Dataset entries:
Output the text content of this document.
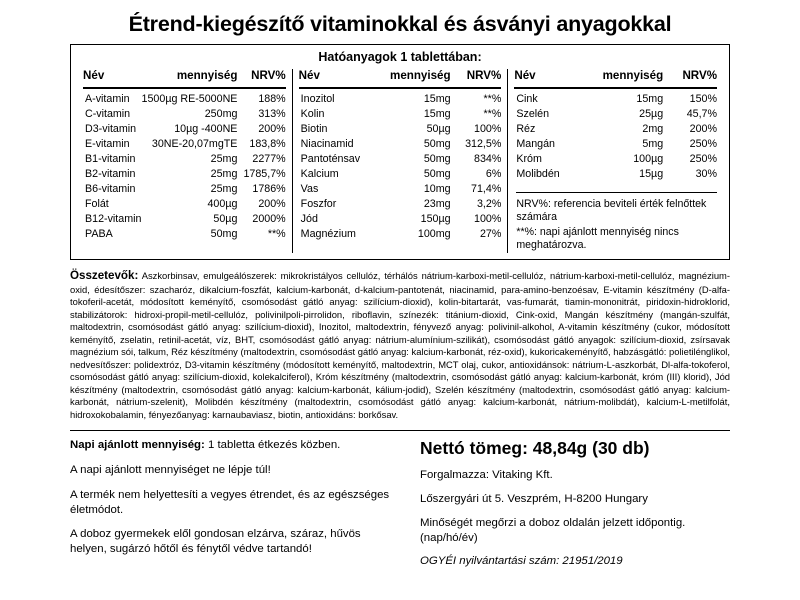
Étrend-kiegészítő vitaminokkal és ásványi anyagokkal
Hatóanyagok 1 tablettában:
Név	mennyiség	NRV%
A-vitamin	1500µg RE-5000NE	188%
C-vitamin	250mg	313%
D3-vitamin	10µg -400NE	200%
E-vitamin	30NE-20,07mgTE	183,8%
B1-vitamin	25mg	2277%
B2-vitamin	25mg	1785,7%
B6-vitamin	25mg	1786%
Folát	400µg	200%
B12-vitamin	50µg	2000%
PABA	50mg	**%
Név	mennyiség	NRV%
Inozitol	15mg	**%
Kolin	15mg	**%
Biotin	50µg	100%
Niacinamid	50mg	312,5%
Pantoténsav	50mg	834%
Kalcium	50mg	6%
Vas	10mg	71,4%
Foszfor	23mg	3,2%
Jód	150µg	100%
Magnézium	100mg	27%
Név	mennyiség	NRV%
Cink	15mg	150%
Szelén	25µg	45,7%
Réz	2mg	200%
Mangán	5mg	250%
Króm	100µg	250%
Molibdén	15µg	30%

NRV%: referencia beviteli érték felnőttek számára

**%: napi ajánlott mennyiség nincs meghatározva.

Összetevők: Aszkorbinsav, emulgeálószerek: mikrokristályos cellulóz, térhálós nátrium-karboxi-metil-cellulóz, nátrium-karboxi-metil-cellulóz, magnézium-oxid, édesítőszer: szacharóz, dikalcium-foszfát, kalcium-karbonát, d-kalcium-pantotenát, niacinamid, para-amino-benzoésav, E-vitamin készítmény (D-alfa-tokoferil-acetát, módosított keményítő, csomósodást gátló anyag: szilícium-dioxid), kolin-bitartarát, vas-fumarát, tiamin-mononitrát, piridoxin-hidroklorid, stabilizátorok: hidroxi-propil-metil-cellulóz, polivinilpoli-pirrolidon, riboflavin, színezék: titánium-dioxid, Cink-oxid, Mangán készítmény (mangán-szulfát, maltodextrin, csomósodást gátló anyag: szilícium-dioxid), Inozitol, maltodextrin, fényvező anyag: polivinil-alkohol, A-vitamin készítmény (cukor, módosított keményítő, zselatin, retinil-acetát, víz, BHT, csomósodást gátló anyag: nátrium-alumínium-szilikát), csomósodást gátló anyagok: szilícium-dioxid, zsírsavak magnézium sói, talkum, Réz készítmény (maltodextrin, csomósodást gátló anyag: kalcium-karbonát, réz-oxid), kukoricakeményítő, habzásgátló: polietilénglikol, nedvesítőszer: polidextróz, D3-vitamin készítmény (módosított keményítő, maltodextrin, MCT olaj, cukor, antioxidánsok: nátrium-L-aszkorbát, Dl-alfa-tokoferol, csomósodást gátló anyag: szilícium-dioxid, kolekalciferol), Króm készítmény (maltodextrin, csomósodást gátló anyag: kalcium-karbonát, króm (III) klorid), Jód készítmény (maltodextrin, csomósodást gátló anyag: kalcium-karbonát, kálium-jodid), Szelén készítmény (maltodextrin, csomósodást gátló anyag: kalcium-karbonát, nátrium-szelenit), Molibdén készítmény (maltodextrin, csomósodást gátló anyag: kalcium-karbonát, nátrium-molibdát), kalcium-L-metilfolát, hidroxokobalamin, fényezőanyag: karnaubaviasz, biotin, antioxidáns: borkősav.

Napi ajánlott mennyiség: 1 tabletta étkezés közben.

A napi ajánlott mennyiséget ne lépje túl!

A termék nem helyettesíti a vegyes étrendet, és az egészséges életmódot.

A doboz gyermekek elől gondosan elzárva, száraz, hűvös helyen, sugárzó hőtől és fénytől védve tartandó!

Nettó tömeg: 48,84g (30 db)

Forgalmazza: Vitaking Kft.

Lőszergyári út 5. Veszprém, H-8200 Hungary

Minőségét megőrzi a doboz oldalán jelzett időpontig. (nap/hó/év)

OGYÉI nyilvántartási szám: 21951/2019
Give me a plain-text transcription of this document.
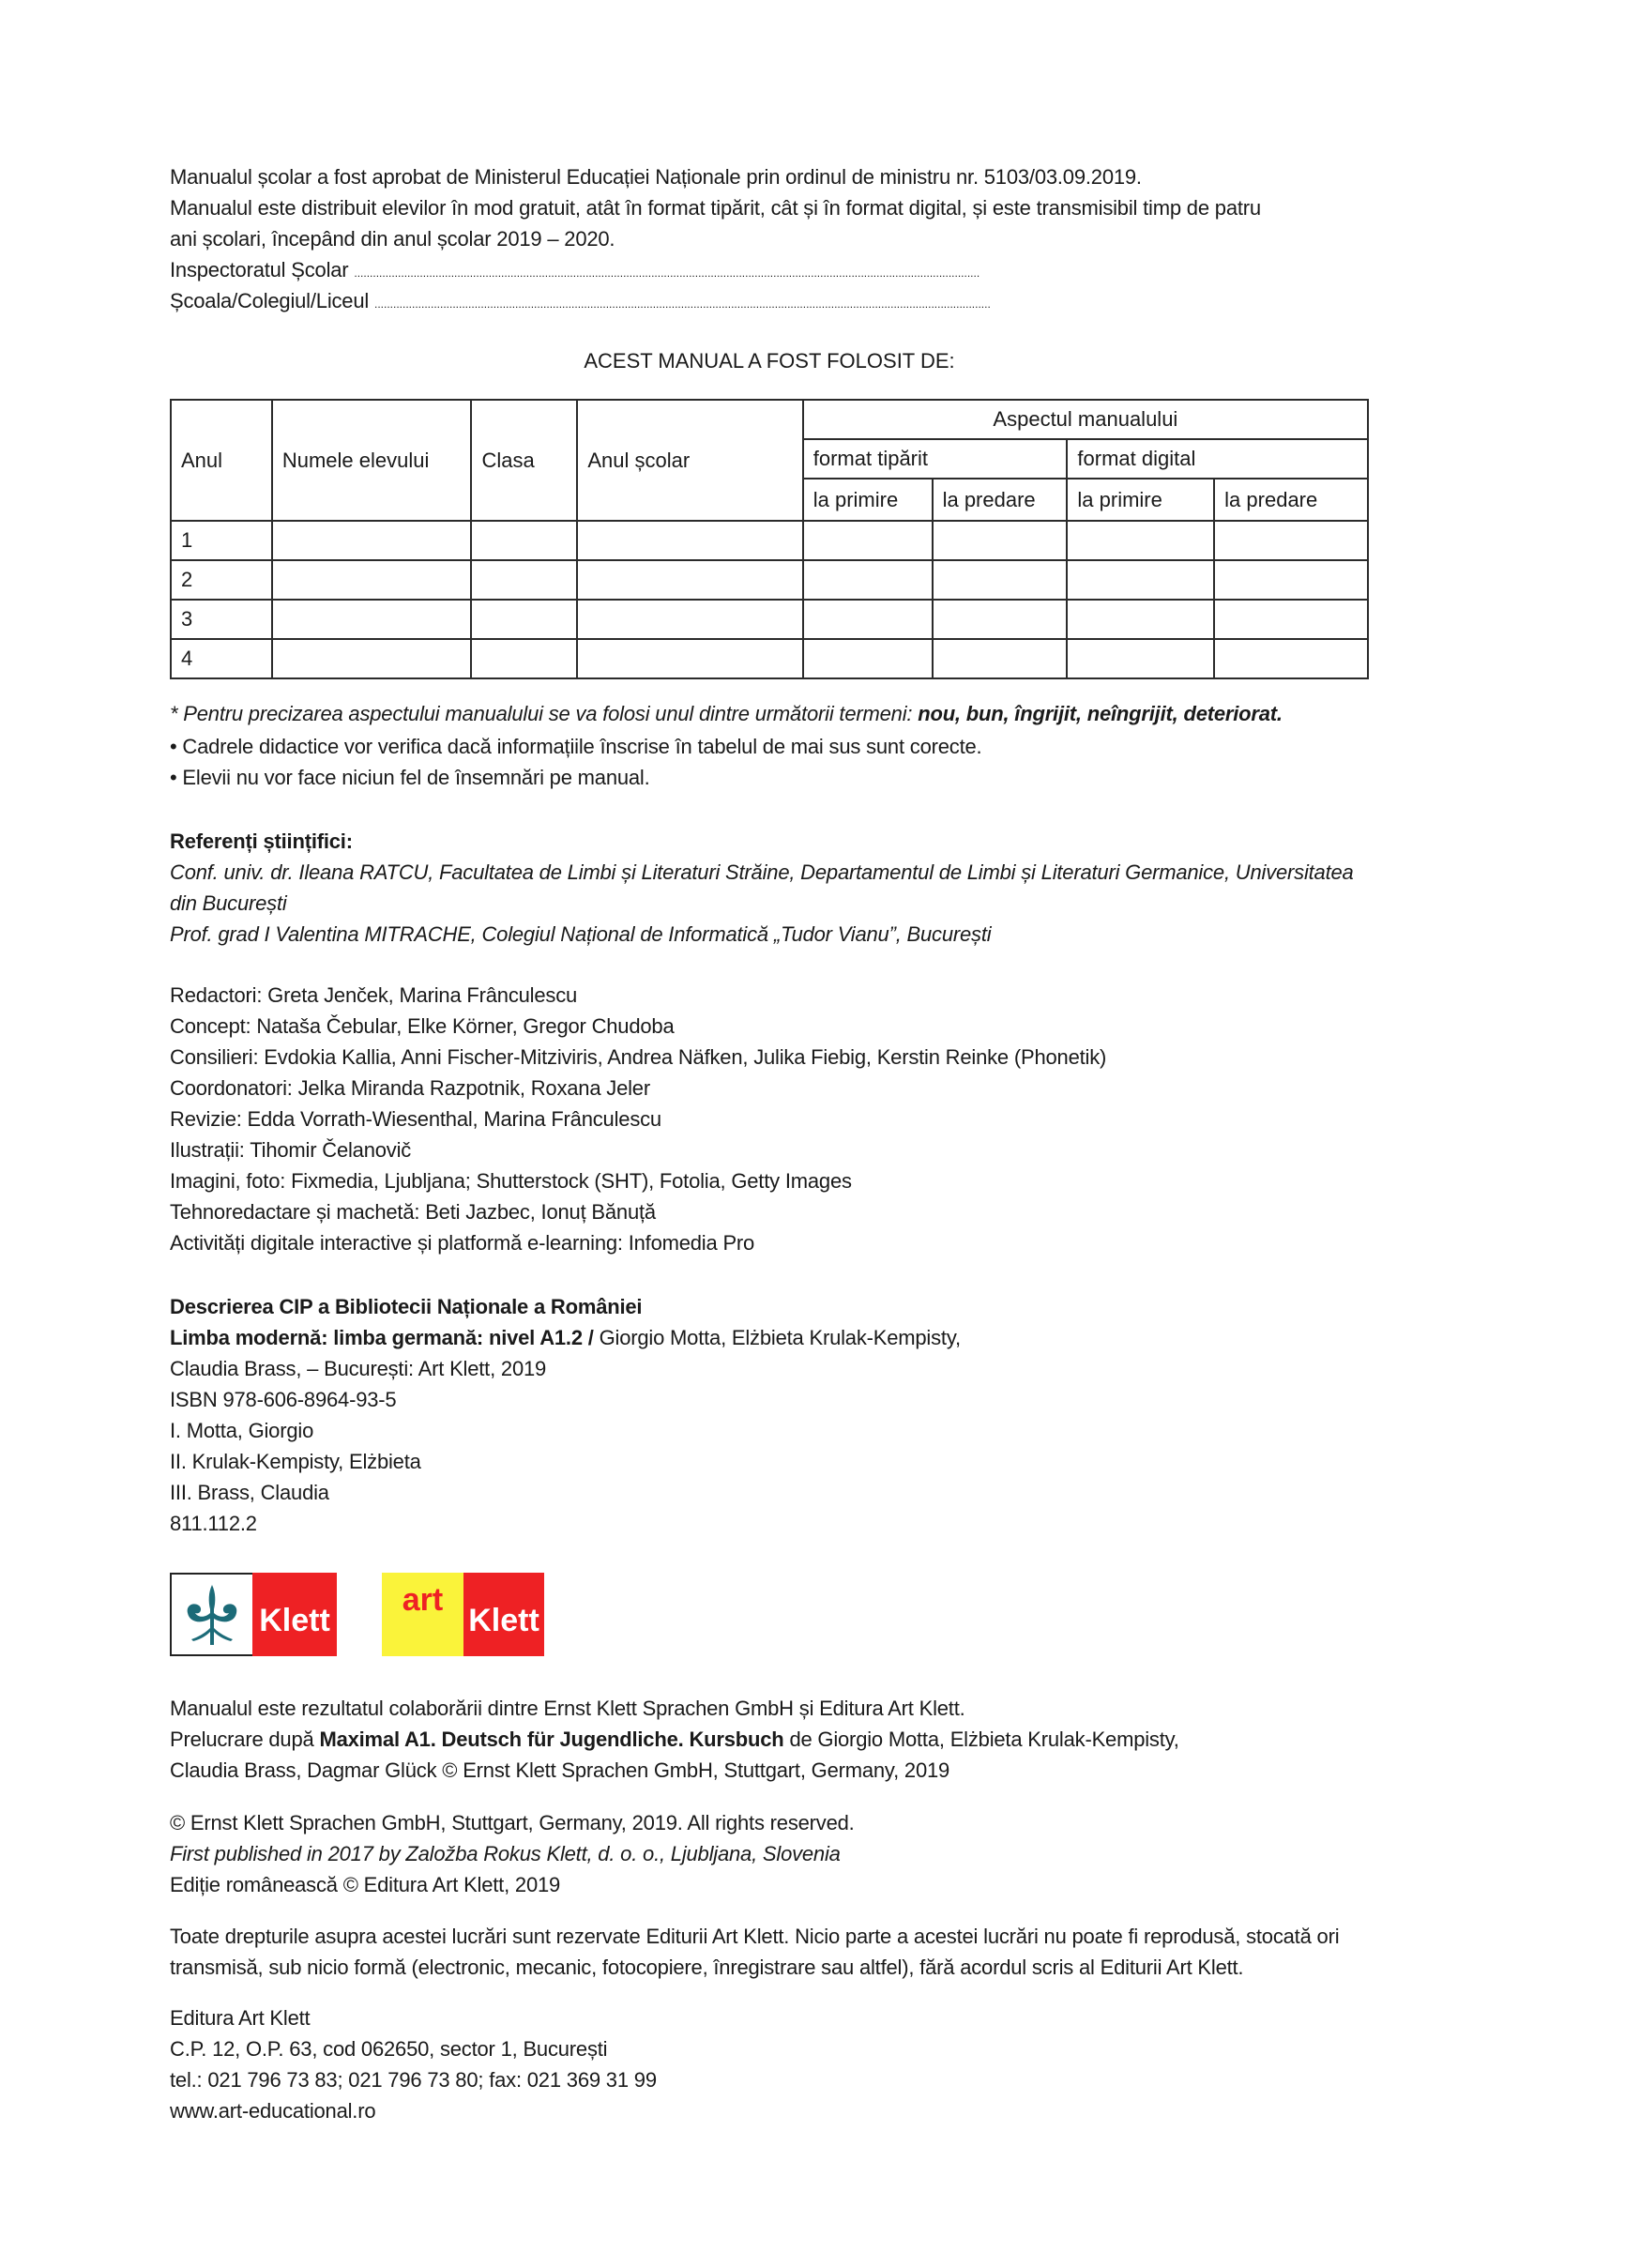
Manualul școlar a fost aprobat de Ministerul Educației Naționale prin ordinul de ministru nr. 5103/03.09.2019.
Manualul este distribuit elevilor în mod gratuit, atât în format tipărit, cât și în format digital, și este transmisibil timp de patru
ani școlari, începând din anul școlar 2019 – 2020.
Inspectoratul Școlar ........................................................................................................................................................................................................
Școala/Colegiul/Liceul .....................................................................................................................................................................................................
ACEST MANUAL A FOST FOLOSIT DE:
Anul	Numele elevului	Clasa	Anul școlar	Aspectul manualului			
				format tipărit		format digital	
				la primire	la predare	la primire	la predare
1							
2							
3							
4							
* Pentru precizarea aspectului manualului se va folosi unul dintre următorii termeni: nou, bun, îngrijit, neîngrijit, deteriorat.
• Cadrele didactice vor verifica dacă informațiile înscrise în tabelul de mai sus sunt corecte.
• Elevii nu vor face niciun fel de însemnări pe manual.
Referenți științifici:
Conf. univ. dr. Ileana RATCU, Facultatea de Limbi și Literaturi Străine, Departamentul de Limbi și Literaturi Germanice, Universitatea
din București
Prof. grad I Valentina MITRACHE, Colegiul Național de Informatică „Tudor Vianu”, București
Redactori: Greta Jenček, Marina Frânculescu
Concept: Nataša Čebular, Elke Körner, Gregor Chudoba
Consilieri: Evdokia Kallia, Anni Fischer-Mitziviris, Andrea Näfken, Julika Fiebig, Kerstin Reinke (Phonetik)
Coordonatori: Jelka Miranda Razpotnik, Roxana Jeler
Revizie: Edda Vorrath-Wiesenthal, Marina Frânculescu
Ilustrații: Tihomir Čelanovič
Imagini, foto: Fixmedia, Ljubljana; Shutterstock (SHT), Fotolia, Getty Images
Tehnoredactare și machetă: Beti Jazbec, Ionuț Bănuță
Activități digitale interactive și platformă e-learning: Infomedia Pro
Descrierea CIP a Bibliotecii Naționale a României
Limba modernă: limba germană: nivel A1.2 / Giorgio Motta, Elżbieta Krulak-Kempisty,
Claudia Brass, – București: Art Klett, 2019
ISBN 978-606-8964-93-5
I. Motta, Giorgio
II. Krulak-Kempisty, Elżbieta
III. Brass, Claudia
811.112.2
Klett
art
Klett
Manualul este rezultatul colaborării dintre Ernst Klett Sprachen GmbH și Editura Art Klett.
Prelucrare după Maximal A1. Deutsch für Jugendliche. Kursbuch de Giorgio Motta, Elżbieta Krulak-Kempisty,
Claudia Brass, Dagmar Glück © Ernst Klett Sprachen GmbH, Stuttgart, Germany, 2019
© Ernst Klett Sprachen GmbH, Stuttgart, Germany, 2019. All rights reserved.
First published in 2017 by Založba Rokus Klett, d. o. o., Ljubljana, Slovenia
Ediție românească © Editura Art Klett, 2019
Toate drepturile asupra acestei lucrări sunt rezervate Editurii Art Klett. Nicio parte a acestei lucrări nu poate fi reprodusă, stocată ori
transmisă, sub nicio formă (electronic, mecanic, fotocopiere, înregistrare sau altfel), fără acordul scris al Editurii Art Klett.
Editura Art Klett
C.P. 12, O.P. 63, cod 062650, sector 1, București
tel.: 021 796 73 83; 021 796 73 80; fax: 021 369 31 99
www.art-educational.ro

TASK DESCRIPTION:
Pictures don't belong in the copy. Restate all the entries exactly.

EXERCISE SOLUTION:
Output the text content of this document.
Étrend-kiegészítő vitaminokkal és ásványi anyagokkal
Hatóanyagok 1 tablettában:
Név	mennyiség	NRV%
A-vitamin	1500µg RE-5000NE	188%
C-vitamin	250mg	313%
D3-vitamin	10µg -400NE	200%
E-vitamin	30NE-20,07mgTE	183,8%
B1-vitamin	25mg	2277%
B2-vitamin	25mg	1785,7%
B6-vitamin	25mg	1786%
Folát	400µg	200%
B12-vitamin	50µg	2000%
PABA	50mg	**%
Név	mennyiség	NRV%
Inozitol	15mg	**%
Kolin	15mg	**%
Biotin	50µg	100%
Niacinamid	50mg	312,5%
Pantoténsav	50mg	834%
Kalcium	50mg	6%
Vas	10mg	71,4%
Foszfor	23mg	3,2%
Jód	150µg	100%
Magnézium	100mg	27%
Név	mennyiség	NRV%
Cink	15mg	150%
Szelén	25µg	45,7%
Réz	2mg	200%
Mangán	5mg	250%
Króm	100µg	250%
Molibdén	15µg	30%

NRV%: referencia beviteli érték felnőttek számára

**%: napi ajánlott mennyiség nincs meghatározva.

Összetevők: Aszkorbinsav, emulgeálószerek: mikrokristályos cellulóz, térhálós nátrium-karboxi-metil-cellulóz, nátrium-karboxi-metil-cellulóz, magnézium-oxid, édesítőszer: szacharóz, dikalcium-foszfát, kalcium-karbonát, d-kalcium-pantotenát, niacinamid, para-amino-benzoésav, E-vitamin készítmény (D-alfa-tokoferil-acetát, módosított keményítő, csomósodást gátló anyag: szilícium-dioxid), kolin-bitartarát, vas-fumarát, tiamin-mononitrát, piridoxin-hidroklorid, stabilizátorok: hidroxi-propil-metil-cellulóz, polivinilpoli-pirrolidon, riboflavin, színezék: titánium-dioxid, Cink-oxid, Mangán készítmény (mangán-szulfát, maltodextrin, csomósodást gátló anyag: szilícium-dioxid), Inozitol, maltodextrin, fényvező anyag: polivinil-alkohol, A-vitamin készítmény (cukor, módosított keményítő, zselatin, retinil-acetát, víz, BHT, csomósodást gátló anyag: nátrium-alumínium-szilikát), csomósodást gátló anyagok: szilícium-dioxid, zsírsavak magnézium sói, talkum, Réz készítmény (maltodextrin, csomósodást gátló anyag: kalcium-karbonát, réz-oxid), kukoricakeményítő, habzásgátló: polietilénglikol, nedvesítőszer: polidextróz, D3-vitamin készítmény (módosított keményítő, maltodextrin, MCT olaj, cukor, antioxidánsok: nátrium-L-aszkorbát, Dl-alfa-tokoferol, csomósodást gátló anyag: szilícium-dioxid, kolekalciferol), Króm készítmény (maltodextrin, csomósodást gátló anyag: kalcium-karbonát, króm (III) klorid), Jód készítmény (maltodextrin, csomósodást gátló anyag: kalcium-karbonát, kálium-jodid), Szelén készítmény (maltodextrin, csomósodást gátló anyag: kalcium-karbonát, nátrium-szelenit), Molibdén készítmény (maltodextrin, csomósodást gátló anyag: kalcium-karbonát, nátrium-molibdát), kalcium-L-metilfolát, hidroxokobalamin, fényezőanyag: karnaubaviasz, biotin, antioxidáns: borkősav.

Napi ajánlott mennyiség: 1 tabletta étkezés közben.

A napi ajánlott mennyiséget ne lépje túl!

A termék nem helyettesíti a vegyes étrendet, és az egészséges életmódot.

A doboz gyermekek elől gondosan elzárva, száraz, hűvös helyen, sugárzó hőtől és fénytől védve tartandó!

Nettó tömeg: 48,84g (30 db)

Forgalmazza: Vitaking Kft.

Lőszergyári út 5. Veszprém, H-8200 Hungary

Minőségét megőrzi a doboz oldalán jelzett időpontig. (nap/hó/év)

OGYÉI nyilvántartási szám: 21951/2019
Give me a plain-text transcription of this document.
Manualul școlar a fost aprobat de Ministerul Educației Naționale prin ordinul de ministru nr. 5103/03.09.2019.
Manualul este distribuit elevilor în mod gratuit, atât în format tipărit, cât și în format digital, și este transmisibil timp de patru
ani școlari, începând din anul școlar 2019 – 2020.
Inspectoratul Școlar ........................................................................................................................................................................................................
Școala/Colegiul/Liceul .....................................................................................................................................................................................................
ACEST MANUAL A FOST FOLOSIT DE:
Anul	Numele elevului	Clasa	Anul școlar	Aspectul manualului			
				format tipărit		format digital	
				la primire	la predare	la primire	la predare
1							
2							
3							
4							
* Pentru precizarea aspectului manualului se va folosi unul dintre următorii termeni: nou, bun, îngrijit, neîngrijit, deteriorat.
• Cadrele didactice vor verifica dacă informațiile înscrise în tabelul de mai sus sunt corecte.
• Elevii nu vor face niciun fel de însemnări pe manual.
Referenți științifici:
Conf. univ. dr. Ileana RATCU, Facultatea de Limbi și Literaturi Străine, Departamentul de Limbi și Literaturi Germanice, Universitatea
din București
Prof. grad I Valentina MITRACHE, Colegiul Național de Informatică „Tudor Vianu”, București
Redactori: Greta Jenček, Marina Frânculescu
Concept: Nataša Čebular, Elke Körner, Gregor Chudoba
Consilieri: Evdokia Kallia, Anni Fischer-Mitziviris, Andrea Näfken, Julika Fiebig, Kerstin Reinke (Phonetik)
Coordonatori: Jelka Miranda Razpotnik, Roxana Jeler
Revizie: Edda Vorrath-Wiesenthal, Marina Frânculescu
Ilustrații: Tihomir Čelanovič
Imagini, foto: Fixmedia, Ljubljana; Shutterstock (SHT), Fotolia, Getty Images
Tehnoredactare și machetă: Beti Jazbec, Ionuț Bănuță
Activități digitale interactive și platformă e-learning: Infomedia Pro
Descrierea CIP a Bibliotecii Naționale a României
Limba modernă: limba germană: nivel A1.2 / Giorgio Motta, Elżbieta Krulak-Kempisty,
Claudia Brass, – București: Art Klett, 2019
ISBN 978-606-8964-93-5
I. Motta, Giorgio
II. Krulak-Kempisty, Elżbieta
III. Brass, Claudia
811.112.2
Klett
art
Klett
Manualul este rezultatul colaborării dintre Ernst Klett Sprachen GmbH și Editura Art Klett.
Prelucrare după Maximal A1. Deutsch für Jugendliche. Kursbuch de Giorgio Motta, Elżbieta Krulak-Kempisty,
Claudia Brass, Dagmar Glück © Ernst Klett Sprachen GmbH, Stuttgart, Germany, 2019
© Ernst Klett Sprachen GmbH, Stuttgart, Germany, 2019. All rights reserved.
First published in 2017 by Založba Rokus Klett, d. o. o., Ljubljana, Slovenia
Ediție românească © Editura Art Klett, 2019
Toate drepturile asupra acestei lucrări sunt rezervate Editurii Art Klett. Nicio parte a acestei lucrări nu poate fi reprodusă, stocată ori
transmisă, sub nicio formă (electronic, mecanic, fotocopiere, înregistrare sau altfel), fără acordul scris al Editurii Art Klett.
Editura Art Klett
C.P. 12, O.P. 63, cod 062650, sector 1, București
tel.: 021 796 73 83; 021 796 73 80; fax: 021 369 31 99
www.art-educational.ro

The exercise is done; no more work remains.